Start of Data supplied

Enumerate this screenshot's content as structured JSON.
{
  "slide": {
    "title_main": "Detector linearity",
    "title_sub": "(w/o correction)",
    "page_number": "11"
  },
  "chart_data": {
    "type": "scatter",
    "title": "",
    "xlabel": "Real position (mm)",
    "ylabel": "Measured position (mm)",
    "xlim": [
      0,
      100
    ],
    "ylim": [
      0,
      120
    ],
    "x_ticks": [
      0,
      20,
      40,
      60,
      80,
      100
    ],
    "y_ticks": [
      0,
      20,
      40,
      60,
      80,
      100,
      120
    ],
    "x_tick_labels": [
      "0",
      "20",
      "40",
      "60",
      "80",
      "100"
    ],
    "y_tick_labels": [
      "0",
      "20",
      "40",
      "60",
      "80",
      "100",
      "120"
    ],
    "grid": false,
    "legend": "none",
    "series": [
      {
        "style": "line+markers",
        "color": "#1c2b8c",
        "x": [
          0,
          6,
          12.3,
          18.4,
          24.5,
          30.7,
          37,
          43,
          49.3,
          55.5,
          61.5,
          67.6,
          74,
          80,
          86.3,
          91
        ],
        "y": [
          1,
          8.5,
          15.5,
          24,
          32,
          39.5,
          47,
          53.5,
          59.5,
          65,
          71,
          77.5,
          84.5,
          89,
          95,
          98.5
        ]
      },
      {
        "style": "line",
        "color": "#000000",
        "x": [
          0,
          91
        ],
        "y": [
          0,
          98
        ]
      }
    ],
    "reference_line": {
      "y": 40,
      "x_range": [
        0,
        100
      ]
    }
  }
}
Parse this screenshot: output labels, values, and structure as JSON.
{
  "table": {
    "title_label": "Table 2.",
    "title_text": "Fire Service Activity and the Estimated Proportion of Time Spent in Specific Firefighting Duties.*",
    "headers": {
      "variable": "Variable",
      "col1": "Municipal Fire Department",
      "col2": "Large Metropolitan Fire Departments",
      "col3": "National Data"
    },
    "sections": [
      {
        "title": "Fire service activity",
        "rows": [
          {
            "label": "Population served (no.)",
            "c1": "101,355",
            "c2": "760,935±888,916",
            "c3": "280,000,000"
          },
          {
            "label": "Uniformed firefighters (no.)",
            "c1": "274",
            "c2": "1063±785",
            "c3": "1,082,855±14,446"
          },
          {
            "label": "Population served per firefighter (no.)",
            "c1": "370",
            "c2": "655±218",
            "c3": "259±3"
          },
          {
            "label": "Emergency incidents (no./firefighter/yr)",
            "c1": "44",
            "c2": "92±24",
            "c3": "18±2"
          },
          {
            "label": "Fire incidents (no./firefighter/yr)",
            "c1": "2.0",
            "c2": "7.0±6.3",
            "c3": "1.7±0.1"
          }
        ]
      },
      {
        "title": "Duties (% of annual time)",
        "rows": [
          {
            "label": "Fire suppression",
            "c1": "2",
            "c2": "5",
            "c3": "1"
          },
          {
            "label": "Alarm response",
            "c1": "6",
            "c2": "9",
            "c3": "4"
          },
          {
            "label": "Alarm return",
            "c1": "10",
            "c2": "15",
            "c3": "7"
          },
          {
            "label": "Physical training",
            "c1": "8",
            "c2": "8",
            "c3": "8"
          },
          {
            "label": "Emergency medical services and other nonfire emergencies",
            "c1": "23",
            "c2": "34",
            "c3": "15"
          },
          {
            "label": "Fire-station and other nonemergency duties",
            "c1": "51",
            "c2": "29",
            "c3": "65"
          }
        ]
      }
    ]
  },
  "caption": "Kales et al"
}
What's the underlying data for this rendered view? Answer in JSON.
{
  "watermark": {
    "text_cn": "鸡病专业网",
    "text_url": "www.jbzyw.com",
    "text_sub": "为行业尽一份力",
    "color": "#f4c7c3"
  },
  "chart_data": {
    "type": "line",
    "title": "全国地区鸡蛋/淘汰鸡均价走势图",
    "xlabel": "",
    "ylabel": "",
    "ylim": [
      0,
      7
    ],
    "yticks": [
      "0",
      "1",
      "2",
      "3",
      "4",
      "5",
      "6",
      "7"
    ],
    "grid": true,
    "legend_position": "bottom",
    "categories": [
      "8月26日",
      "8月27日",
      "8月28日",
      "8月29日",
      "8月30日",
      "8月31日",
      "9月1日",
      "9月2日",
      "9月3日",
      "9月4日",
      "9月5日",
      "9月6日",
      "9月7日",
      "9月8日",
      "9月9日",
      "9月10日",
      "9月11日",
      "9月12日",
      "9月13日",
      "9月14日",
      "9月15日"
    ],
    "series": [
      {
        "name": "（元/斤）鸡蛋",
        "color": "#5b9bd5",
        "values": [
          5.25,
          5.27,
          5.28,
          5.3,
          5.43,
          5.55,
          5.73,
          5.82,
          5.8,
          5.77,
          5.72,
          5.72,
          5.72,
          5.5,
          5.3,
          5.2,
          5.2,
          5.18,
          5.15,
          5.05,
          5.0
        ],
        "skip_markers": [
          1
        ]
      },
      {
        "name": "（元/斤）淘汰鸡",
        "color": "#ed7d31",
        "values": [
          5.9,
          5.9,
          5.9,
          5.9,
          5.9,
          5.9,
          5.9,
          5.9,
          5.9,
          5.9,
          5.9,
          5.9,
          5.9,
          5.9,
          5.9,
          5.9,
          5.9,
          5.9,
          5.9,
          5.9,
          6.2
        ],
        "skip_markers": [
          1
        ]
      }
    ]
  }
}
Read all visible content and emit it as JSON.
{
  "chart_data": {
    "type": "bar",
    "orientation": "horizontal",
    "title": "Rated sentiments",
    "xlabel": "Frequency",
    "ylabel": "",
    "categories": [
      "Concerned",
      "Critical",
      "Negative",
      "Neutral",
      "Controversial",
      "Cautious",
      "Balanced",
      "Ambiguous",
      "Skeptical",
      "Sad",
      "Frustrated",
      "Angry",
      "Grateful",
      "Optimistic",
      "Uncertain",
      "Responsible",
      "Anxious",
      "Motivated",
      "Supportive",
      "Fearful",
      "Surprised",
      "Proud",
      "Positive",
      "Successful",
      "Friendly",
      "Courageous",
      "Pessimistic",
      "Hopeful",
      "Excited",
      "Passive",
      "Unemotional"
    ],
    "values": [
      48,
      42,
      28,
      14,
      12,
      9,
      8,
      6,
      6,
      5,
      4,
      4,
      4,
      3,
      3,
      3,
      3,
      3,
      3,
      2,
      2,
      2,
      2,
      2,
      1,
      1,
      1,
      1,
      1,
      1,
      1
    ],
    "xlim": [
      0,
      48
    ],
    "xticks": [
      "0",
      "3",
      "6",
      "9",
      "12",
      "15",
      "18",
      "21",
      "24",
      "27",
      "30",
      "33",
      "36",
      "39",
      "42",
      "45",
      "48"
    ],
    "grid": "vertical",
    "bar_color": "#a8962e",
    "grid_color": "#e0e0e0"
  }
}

End of Data supplied

(Challenge): Copy every line of the records above that contains "content".

(Result):
Enumerate this screenshot's content as structured JSON.
Read all visible content and emit it as JSON.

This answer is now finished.